Square and squash tails that give larger tail area allow the surfer to jam hard or come to an abrupt end point during the turn. Smooth unbroken lines flow with round tails. Swallow tails allow for deep carves.
Is the upturn at the nose and at the tail and flows along the bottom of the board.
The rocker can affect speed and turning. In general a flat or straight rocker will assist in the speed going down the wave in a line, whereas tighter turns in the pocket can be achieved through a board with greater rocker or more curve allowing for more pivotal turns.
In general the amount of tail rocker determines how a board will turn - the more curve, the easier the board will be to turn, but can cause more drag and therefore slows the board. But this is all relative as in the case of advance surfers who tend to turn in the steep areas of the wave where fast speed is all ready present and the important thing is to have enough tail rocker to allow for a quick turn.
The nose rocker is the amount of curve in the bottom of the board from the middle forward. Too little of a nose rocker increases the chance that the nose to dig into the wave and catch or pearl. Having more nose rocker can cause resistance and lift under the nose of your board. In the case of long boards, low nose rockers are generally easier to nose-ride because there is less resistance to plane on the water from a straighter curve. High nose rockers will cause too much resistance and bogging when attempting to nose ride. But a high nose rocker is better suited for hollow, snappy situations, and in high performance long board riding when nose riding is not much of a consideration.

Raw data:
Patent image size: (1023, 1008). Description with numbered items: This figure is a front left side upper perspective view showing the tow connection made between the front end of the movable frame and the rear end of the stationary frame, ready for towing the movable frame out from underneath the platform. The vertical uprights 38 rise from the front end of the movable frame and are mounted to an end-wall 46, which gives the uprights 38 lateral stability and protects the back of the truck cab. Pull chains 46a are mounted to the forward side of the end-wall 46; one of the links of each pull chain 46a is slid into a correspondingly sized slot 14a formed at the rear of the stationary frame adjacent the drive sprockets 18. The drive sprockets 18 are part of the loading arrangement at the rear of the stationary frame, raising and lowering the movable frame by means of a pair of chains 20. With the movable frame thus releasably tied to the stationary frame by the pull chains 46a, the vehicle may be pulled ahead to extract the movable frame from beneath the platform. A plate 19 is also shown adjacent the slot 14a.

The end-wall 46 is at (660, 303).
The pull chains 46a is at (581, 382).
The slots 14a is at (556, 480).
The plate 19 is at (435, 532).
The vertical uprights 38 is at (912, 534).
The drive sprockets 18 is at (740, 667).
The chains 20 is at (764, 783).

Your assignment: Output the full surfboard text word for word. Work only from the surfboard text and set the data aside.

Finished task:
Square and squash tails that give larger tail area allow the surfer to jam hard or come to an abrupt end point during the turn. Smooth unbroken lines flow with round tails. Swallow tails allow for deep carves.
Is the upturn at the nose and at the tail and flows along the bottom of the board.
The rocker can affect speed and turning. In general a flat or straight rocker will assist in the speed going down the wave in a line, whereas tighter turns in the pocket can be achieved through a board with greater rocker or more curve allowing for more pivotal turns.
In general the amount of tail rocker determines how a board will turn - the more curve, the easier the board will be to turn, but can cause more drag and therefore slows the board. But this is all relative as in the case of advance surfers who tend to turn in the steep areas of the wave where fast speed is all ready present and the important thing is to have enough tail rocker to allow for a quick turn.
The nose rocker is the amount of curve in the bottom of the board from the middle forward. Too little of a nose rocker increases the chance that the nose to dig into the wave and catch or pearl. Having more nose rocker can cause resistance and lift under the nose of your board. In the case of long boards, low nose rockers are generally easier to nose-ride because there is less resistance to plane on the water from a straighter curve. High nose rockers will cause too much resistance and bogging when attempting to nose ride. But a high nose rocker is better suited for hollow, snappy situations, and in high performance long board riding when nose riding is not much of a consideration.